▶ What the exercise asks
Your task is to copy every line of this material exactly.

Items listed in a dataset:
-----

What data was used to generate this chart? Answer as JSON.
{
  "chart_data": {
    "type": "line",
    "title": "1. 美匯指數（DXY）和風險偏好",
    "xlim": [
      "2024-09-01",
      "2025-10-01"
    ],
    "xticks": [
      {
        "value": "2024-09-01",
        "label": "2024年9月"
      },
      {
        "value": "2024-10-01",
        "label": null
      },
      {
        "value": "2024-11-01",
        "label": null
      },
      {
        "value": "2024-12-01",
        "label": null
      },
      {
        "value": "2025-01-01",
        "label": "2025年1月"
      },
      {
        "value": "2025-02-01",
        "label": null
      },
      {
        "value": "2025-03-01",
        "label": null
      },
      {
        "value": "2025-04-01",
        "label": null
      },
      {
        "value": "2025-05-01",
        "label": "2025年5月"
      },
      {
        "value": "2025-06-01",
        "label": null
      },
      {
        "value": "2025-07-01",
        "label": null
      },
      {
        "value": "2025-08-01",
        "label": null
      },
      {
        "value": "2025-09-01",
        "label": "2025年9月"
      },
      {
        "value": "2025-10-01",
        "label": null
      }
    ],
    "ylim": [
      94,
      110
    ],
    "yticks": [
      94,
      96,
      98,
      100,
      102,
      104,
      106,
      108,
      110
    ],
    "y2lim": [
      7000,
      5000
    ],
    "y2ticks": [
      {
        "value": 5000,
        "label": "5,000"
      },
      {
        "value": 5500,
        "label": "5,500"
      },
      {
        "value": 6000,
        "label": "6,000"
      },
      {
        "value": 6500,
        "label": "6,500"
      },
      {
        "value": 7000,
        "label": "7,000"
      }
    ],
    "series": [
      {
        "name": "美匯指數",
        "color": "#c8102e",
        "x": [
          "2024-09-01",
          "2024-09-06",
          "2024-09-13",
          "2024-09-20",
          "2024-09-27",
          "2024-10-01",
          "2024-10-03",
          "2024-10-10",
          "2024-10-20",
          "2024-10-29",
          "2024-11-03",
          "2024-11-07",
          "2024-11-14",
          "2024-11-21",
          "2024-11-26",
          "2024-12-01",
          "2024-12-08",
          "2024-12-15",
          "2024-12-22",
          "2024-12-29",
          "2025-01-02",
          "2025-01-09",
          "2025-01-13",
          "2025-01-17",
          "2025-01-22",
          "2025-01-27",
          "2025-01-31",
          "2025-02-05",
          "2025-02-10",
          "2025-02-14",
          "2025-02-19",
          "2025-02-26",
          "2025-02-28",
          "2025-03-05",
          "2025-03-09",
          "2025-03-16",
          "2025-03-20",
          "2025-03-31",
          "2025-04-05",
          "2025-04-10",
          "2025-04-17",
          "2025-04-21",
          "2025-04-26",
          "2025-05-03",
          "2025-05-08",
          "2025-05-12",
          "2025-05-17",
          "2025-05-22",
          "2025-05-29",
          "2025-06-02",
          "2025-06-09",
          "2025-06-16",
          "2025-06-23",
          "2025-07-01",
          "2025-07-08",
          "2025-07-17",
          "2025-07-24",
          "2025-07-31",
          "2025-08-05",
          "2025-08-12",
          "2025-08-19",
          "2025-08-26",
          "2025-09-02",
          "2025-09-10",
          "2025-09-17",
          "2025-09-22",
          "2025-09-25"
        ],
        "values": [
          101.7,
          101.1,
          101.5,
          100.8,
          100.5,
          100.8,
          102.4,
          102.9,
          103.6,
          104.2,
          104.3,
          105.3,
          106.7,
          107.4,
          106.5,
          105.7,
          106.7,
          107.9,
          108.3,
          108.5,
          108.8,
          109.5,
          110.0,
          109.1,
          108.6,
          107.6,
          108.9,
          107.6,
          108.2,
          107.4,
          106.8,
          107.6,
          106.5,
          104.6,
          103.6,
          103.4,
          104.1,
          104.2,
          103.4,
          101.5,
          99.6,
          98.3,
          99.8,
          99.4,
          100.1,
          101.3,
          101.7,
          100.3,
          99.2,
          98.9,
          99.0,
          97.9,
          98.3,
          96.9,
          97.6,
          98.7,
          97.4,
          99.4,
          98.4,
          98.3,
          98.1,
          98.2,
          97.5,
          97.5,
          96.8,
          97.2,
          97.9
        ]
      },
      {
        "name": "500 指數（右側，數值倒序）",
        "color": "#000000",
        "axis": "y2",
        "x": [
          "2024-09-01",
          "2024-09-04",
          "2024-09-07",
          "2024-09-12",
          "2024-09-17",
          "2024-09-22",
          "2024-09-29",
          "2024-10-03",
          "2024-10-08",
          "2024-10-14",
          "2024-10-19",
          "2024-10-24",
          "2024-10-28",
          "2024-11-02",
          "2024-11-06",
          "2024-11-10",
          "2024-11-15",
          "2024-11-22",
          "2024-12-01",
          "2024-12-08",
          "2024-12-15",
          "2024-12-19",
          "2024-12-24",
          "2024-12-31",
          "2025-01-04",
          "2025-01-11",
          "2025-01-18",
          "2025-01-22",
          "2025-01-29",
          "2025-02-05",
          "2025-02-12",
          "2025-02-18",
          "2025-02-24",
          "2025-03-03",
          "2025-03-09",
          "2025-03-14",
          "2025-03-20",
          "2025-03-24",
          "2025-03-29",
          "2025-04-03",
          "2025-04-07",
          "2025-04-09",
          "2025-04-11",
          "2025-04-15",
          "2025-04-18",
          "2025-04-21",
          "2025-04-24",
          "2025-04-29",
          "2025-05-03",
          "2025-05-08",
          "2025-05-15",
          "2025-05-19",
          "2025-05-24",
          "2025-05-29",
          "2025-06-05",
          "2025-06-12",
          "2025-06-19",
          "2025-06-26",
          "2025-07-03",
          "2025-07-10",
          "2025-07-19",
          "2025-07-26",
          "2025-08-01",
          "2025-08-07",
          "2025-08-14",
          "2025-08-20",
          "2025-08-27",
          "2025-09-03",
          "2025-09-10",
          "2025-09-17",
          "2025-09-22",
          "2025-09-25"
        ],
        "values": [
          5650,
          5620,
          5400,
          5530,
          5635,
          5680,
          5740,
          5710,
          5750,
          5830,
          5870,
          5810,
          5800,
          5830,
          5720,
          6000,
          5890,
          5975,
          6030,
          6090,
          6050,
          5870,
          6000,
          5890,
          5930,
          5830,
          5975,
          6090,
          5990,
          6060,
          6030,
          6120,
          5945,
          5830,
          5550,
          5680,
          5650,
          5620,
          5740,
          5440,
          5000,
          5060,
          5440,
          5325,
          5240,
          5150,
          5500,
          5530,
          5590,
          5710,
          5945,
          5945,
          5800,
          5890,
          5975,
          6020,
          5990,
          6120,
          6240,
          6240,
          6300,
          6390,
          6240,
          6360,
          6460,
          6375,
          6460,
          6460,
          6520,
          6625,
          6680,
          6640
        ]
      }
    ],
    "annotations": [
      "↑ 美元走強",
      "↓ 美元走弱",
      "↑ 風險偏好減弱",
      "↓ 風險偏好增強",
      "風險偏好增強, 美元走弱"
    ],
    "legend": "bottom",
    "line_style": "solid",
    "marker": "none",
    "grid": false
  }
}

-----

▶ Exercise answer
What data was used to generate this chart? Answer as JSON.
{
  "chart_data": {
    "type": "line",
    "title": "1. 美匯指數（DXY）和風險偏好",
    "xlim": [
      "2024-09-01",
      "2025-10-01"
    ],
    "xticks": [
      {
        "value": "2024-09-01",
        "label": "2024年9月"
      },
      {
        "value": "2024-10-01",
        "label": null
      },
      {
        "value": "2024-11-01",
        "label": null
      },
      {
        "value": "2024-12-01",
        "label": null
      },
      {
        "value": "2025-01-01",
        "label": "2025年1月"
      },
      {
        "value": "2025-02-01",
        "label": null
      },
      {
        "value": "2025-03-01",
        "label": null
      },
      {
        "value": "2025-04-01",
        "label": null
      },
      {
        "value": "2025-05-01",
        "label": "2025年5月"
      },
      {
        "value": "2025-06-01",
        "label": null
      },
      {
        "value": "2025-07-01",
        "label": null
      },
      {
        "value": "2025-08-01",
        "label": null
      },
      {
        "value": "2025-09-01",
        "label": "2025年9月"
      },
      {
        "value": "2025-10-01",
        "label": null
      }
    ],
    "ylim": [
      94,
      110
    ],
    "yticks": [
      94,
      96,
      98,
      100,
      102,
      104,
      106,
      108,
      110
    ],
    "y2lim": [
      7000,
      5000
    ],
    "y2ticks": [
      {
        "value": 5000,
        "label": "5,000"
      },
      {
        "value": 5500,
        "label": "5,500"
      },
      {
        "value": 6000,
        "label": "6,000"
      },
      {
        "value": 6500,
        "label": "6,500"
      },
      {
        "value": 7000,
        "label": "7,000"
      }
    ],
    "series": [
      {
        "name": "美匯指數",
        "color": "#c8102e",
        "x": [
          "2024-09-01",
          "2024-09-06",
          "2024-09-13",
          "2024-09-20",
          "2024-09-27",
          "2024-10-01",
          "2024-10-03",
          "2024-10-10",
          "2024-10-20",
          "2024-10-29",
          "2024-11-03",
          "2024-11-07",
          "2024-11-14",
          "2024-11-21",
          "2024-11-26",
          "2024-12-01",
          "2024-12-08",
          "2024-12-15",
          "2024-12-22",
          "2024-12-29",
          "2025-01-02",
          "2025-01-09",
          "2025-01-13",
          "2025-01-17",
          "2025-01-22",
          "2025-01-27",
          "2025-01-31",
          "2025-02-05",
          "2025-02-10",
          "2025-02-14",
          "2025-02-19",
          "2025-02-26",
          "2025-02-28",
          "2025-03-05",
          "2025-03-09",
          "2025-03-16",
          "2025-03-20",
          "2025-03-31",
          "2025-04-05",
          "2025-04-10",
          "2025-04-17",
          "2025-04-21",
          "2025-04-26",
          "2025-05-03",
          "2025-05-08",
          "2025-05-12",
          "2025-05-17",
          "2025-05-22",
          "2025-05-29",
          "2025-06-02",
          "2025-06-09",
          "2025-06-16",
          "2025-06-23",
          "2025-07-01",
          "2025-07-08",
          "2025-07-17",
          "2025-07-24",
          "2025-07-31",
          "2025-08-05",
          "2025-08-12",
          "2025-08-19",
          "2025-08-26",
          "2025-09-02",
          "2025-09-10",
          "2025-09-17",
          "2025-09-22",
          "2025-09-25"
        ],
        "values": [
          101.7,
          101.1,
          101.5,
          100.8,
          100.5,
          100.8,
          102.4,
          102.9,
          103.6,
          104.2,
          104.3,
          105.3,
          106.7,
          107.4,
          106.5,
          105.7,
          106.7,
          107.9,
          108.3,
          108.5,
          108.8,
          109.5,
          110.0,
          109.1,
          108.6,
          107.6,
          108.9,
          107.6,
          108.2,
          107.4,
          106.8,
          107.6,
          106.5,
          104.6,
          103.6,
          103.4,
          104.1,
          104.2,
          103.4,
          101.5,
          99.6,
          98.3,
          99.8,
          99.4,
          100.1,
          101.3,
          101.7,
          100.3,
          99.2,
          98.9,
          99.0,
          97.9,
          98.3,
          96.9,
          97.6,
          98.7,
          97.4,
          99.4,
          98.4,
          98.3,
          98.1,
          98.2,
          97.5,
          97.5,
          96.8,
          97.2,
          97.9
        ]
      },
      {
        "name": "500 指數（右側，數值倒序）",
        "color": "#000000",
        "axis": "y2",
        "x": [
          "2024-09-01",
          "2024-09-04",
          "2024-09-07",
          "2024-09-12",
          "2024-09-17",
          "2024-09-22",
          "2024-09-29",
          "2024-10-03",
          "2024-10-08",
          "2024-10-14",
          "2024-10-19",
          "2024-10-24",
          "2024-10-28",
          "2024-11-02",
          "2024-11-06",
          "2024-11-10",
          "2024-11-15",
          "2024-11-22",
          "2024-12-01",
          "2024-12-08",
          "2024-12-15",
          "2024-12-19",
          "2024-12-24",
          "2024-12-31",
          "2025-01-04",
          "2025-01-11",
          "2025-01-18",
          "2025-01-22",
          "2025-01-29",
          "2025-02-05",
          "2025-02-12",
          "2025-02-18",
          "2025-02-24",
          "2025-03-03",
          "2025-03-09",
          "2025-03-14",
          "2025-03-20",
          "2025-03-24",
          "2025-03-29",
          "2025-04-03",
          "2025-04-07",
          "2025-04-09",
          "2025-04-11",
          "2025-04-15",
          "2025-04-18",
          "2025-04-21",
          "2025-04-24",
          "2025-04-29",
          "2025-05-03",
          "2025-05-08",
          "2025-05-15",
          "2025-05-19",
          "2025-05-24",
          "2025-05-29",
          "2025-06-05",
          "2025-06-12",
          "2025-06-19",
          "2025-06-26",
          "2025-07-03",
          "2025-07-10",
          "2025-07-19",
          "2025-07-26",
          "2025-08-01",
          "2025-08-07",
          "2025-08-14",
          "2025-08-20",
          "2025-08-27",
          "2025-09-03",
          "2025-09-10",
          "2025-09-17",
          "2025-09-22",
          "2025-09-25"
        ],
        "values": [
          5650,
          5620,
          5400,
          5530,
          5635,
          5680,
          5740,
          5710,
          5750,
          5830,
          5870,
          5810,
          5800,
          5830,
          5720,
          6000,
          5890,
          5975,
          6030,
          6090,
          6050,
          5870,
          6000,
          5890,
          5930,
          5830,
          5975,
          6090,
          5990,
          6060,
          6030,
          6120,
          5945,
          5830,
          5550,
          5680,
          5650,
          5620,
          5740,
          5440,
          5000,
          5060,
          5440,
          5325,
          5240,
          5150,
          5500,
          5530,
          5590,
          5710,
          5945,
          5945,
          5800,
          5890,
          5975,
          6020,
          5990,
          6120,
          6240,
          6240,
          6300,
          6390,
          6240,
          6360,
          6460,
          6375,
          6460,
          6460,
          6520,
          6625,
          6680,
          6640
        ]
      }
    ],
    "annotations": [
      "↑ 美元走強",
      "↓ 美元走弱",
      "↑ 風險偏好減弱",
      "↓ 風險偏好增強",
      "風險偏好增強, 美元走弱"
    ],
    "legend": "bottom",
    "line_style": "solid",
    "marker": "none",
    "grid": false
  }
}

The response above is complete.